Stored records
#####

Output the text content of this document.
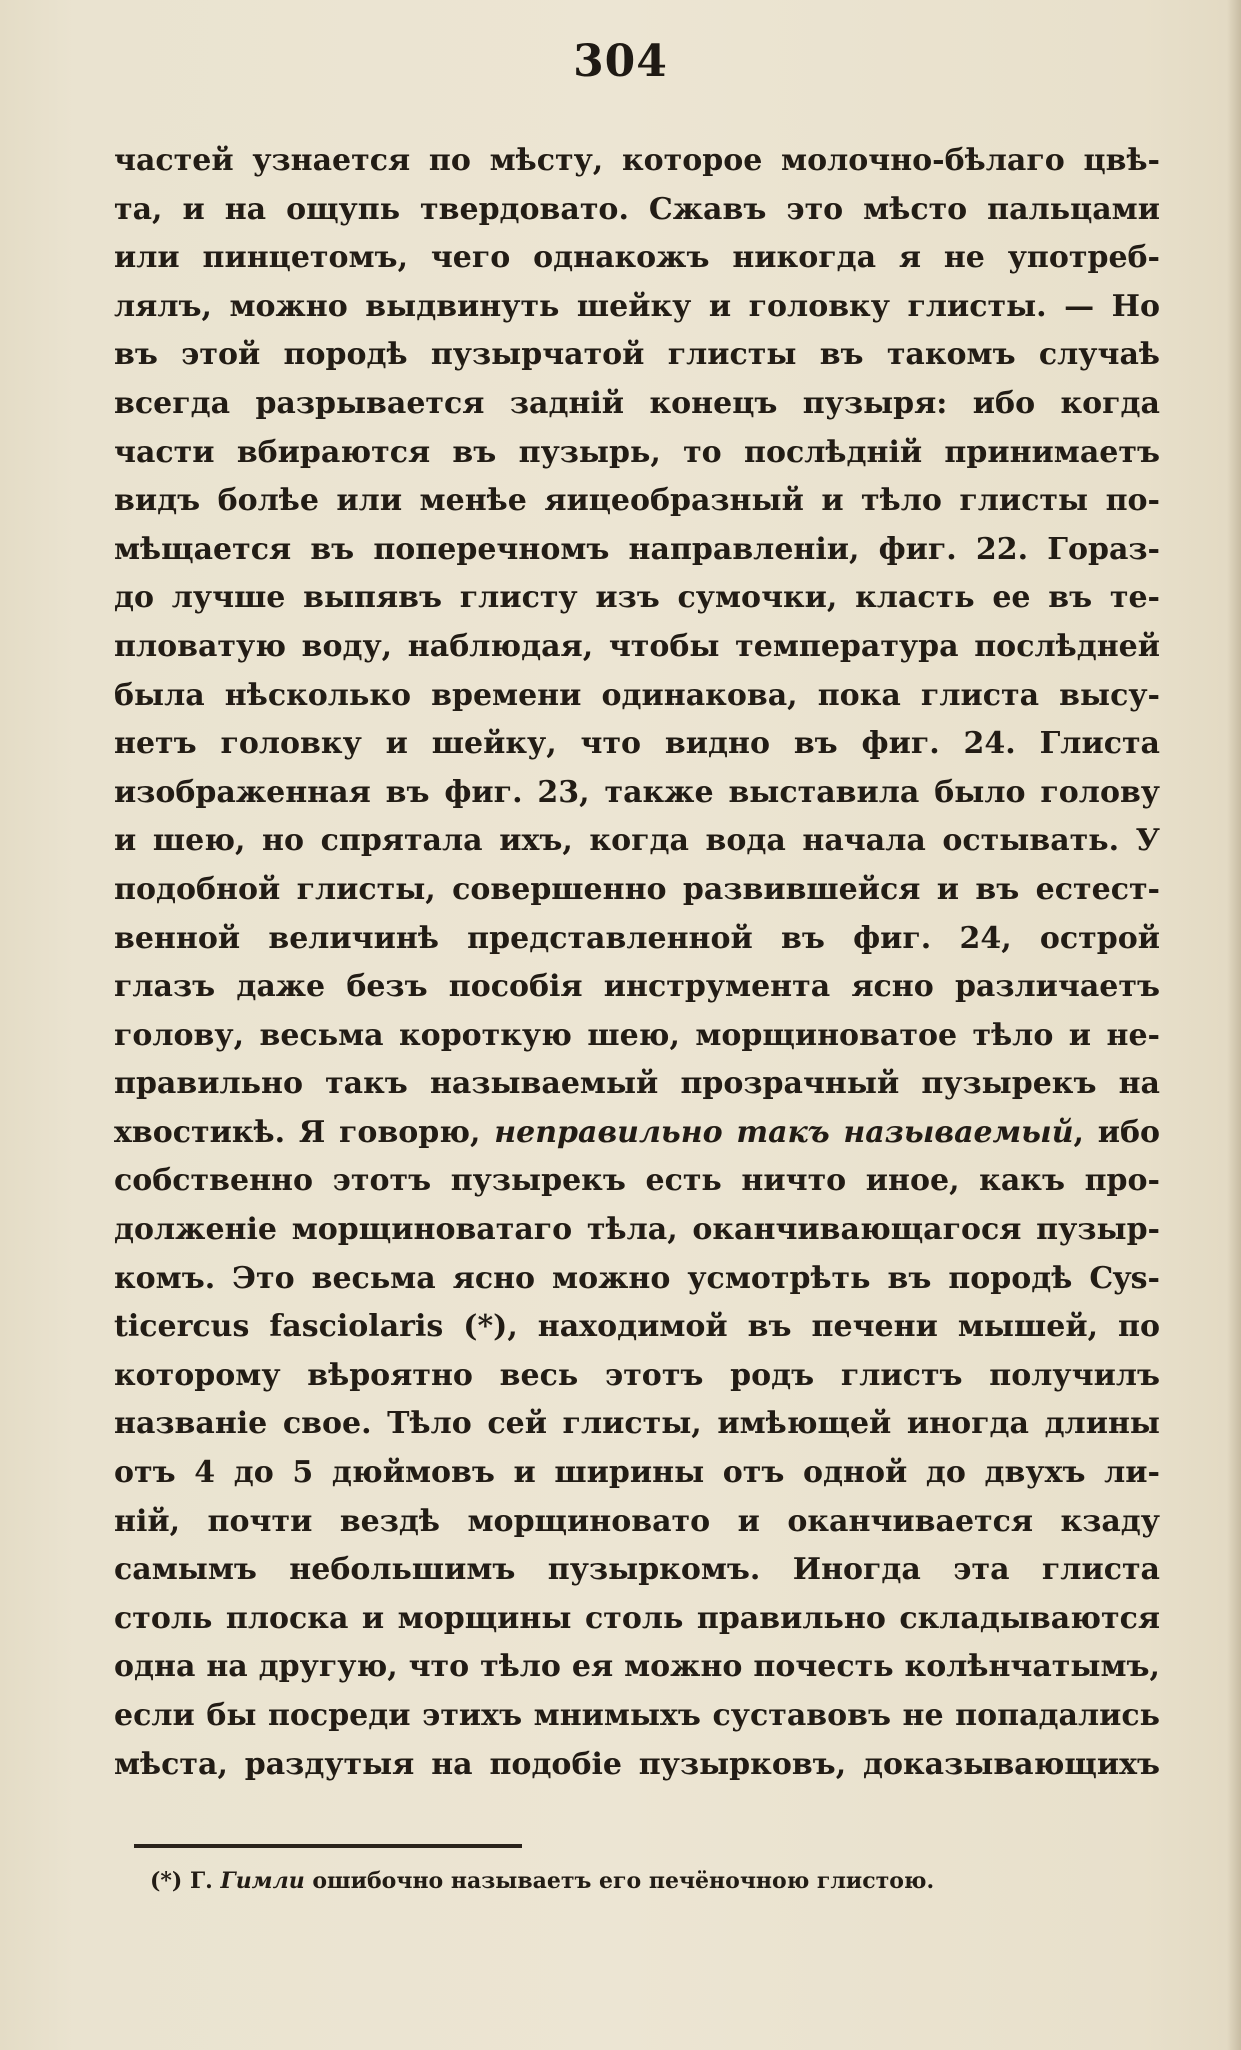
304
частей узнается по мѣсту, которое молочно-бѣлаго цвѣ-
та, и на ощупь твердовато. Сжавъ это мѣсто пальцами
или пинцетомъ, чего однакожъ никогда я не употреб-
лялъ, можно выдвинуть шейку и головку глисты. — Но
въ этой породѣ пузырчатой глисты въ такомъ случаѣ
всегда разрывается задній конецъ пузыря: ибо когда
части вбираются въ пузырь, то послѣдній принимаетъ
видъ болѣе или менѣе яицеобразный и тѣло глисты по-
мѣщается въ поперечномъ направленіи, фиг. 22. Гораз-
до лучше выпявъ глисту изъ сумочки, класть ее въ те-
пловатую воду, наблюдая, чтобы температура послѣдней
была нѣсколько времени одинакова, пока глиста высу-
нетъ головку и шейку, что видно въ фиг. 24. Глиста
изображенная въ фиг. 23, также выставила было голову
и шею, но спрятала ихъ, когда вода начала остывать. У
подобной глисты, совершенно развившейся и въ естест-
венной величинѣ представленной въ фиг. 24, острой
глазъ даже безъ пособія инструмента ясно различаетъ
голову, весьма короткую шею, морщиноватое тѣло и не-
правильно такъ называемый прозрачный пузырекъ на
хвостикѣ. Я говорю, неправильно такъ называемый, ибо
собственно этотъ пузырекъ есть ничто иное, какъ про-
долженіе морщиноватаго тѣла, оканчивающагося пузыр-
комъ. Это весьма ясно можно усмотрѣть въ породѣ Cys-
ticercus fasciolaris (*), находимой въ печени мышей, по
которому вѣроятно весь этотъ родъ глистъ получилъ
названіе свое. Тѣло сей глисты, имѣющей иногда длины
отъ 4 до 5 дюймовъ и ширины отъ одной до двухъ ли-
ній, почти вездѣ морщиновато и оканчивается кзаду
самымъ небольшимъ пузыркомъ. Иногда эта глиста
столь плоска и морщины столь правильно складываются
одна на другую, что тѣло ея можно почесть колѣнчатымъ,
если бы посреди этихъ мнимыхъ суставовъ не попадались
мѣста, раздутыя на подобіе пузырковъ, доказывающихъ
(*) Г. Гимли ошибочно называетъ его печёночною глистою.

#####

WHAT YOU ARE ASKED TO DO: Repeat the material above in full and exactly, apart from the pictures.

TASK RESPONSE:
Output the text content of this document.
304
частей узнается по мѣсту, которое молочно-бѣлаго цвѣ-
та, и на ощупь твердовато. Сжавъ это мѣсто пальцами
или пинцетомъ, чего однакожъ никогда я не употреб-
лялъ, можно выдвинуть шейку и головку глисты. — Но
въ этой породѣ пузырчатой глисты въ такомъ случаѣ
всегда разрывается задній конецъ пузыря: ибо когда
части вбираются въ пузырь, то послѣдній принимаетъ
видъ болѣе или менѣе яицеобразный и тѣло глисты по-
мѣщается въ поперечномъ направленіи, фиг. 22. Гораз-
до лучше выпявъ глисту изъ сумочки, класть ее въ те-
пловатую воду, наблюдая, чтобы температура послѣдней
была нѣсколько времени одинакова, пока глиста высу-
нетъ головку и шейку, что видно въ фиг. 24. Глиста
изображенная въ фиг. 23, также выставила было голову
и шею, но спрятала ихъ, когда вода начала остывать. У
подобной глисты, совершенно развившейся и въ естест-
венной величинѣ представленной въ фиг. 24, острой
глазъ даже безъ пособія инструмента ясно различаетъ
голову, весьма короткую шею, морщиноватое тѣло и не-
правильно такъ называемый прозрачный пузырекъ на
хвостикѣ. Я говорю, неправильно такъ называемый, ибо
собственно этотъ пузырекъ есть ничто иное, какъ про-
долженіе морщиноватаго тѣла, оканчивающагося пузыр-
комъ. Это весьма ясно можно усмотрѣть въ породѣ Cys-
ticercus fasciolaris (*), находимой въ печени мышей, по
которому вѣроятно весь этотъ родъ глистъ получилъ
названіе свое. Тѣло сей глисты, имѣющей иногда длины
отъ 4 до 5 дюймовъ и ширины отъ одной до двухъ ли-
ній, почти вездѣ морщиновато и оканчивается кзаду
самымъ небольшимъ пузыркомъ. Иногда эта глиста
столь плоска и морщины столь правильно складываются
одна на другую, что тѣло ея можно почесть колѣнчатымъ,
если бы посреди этихъ мнимыхъ суставовъ не попадались
мѣста, раздутыя на подобіе пузырковъ, доказывающихъ
(*) Г. Гимли ошибочно называетъ его печёночною глистою.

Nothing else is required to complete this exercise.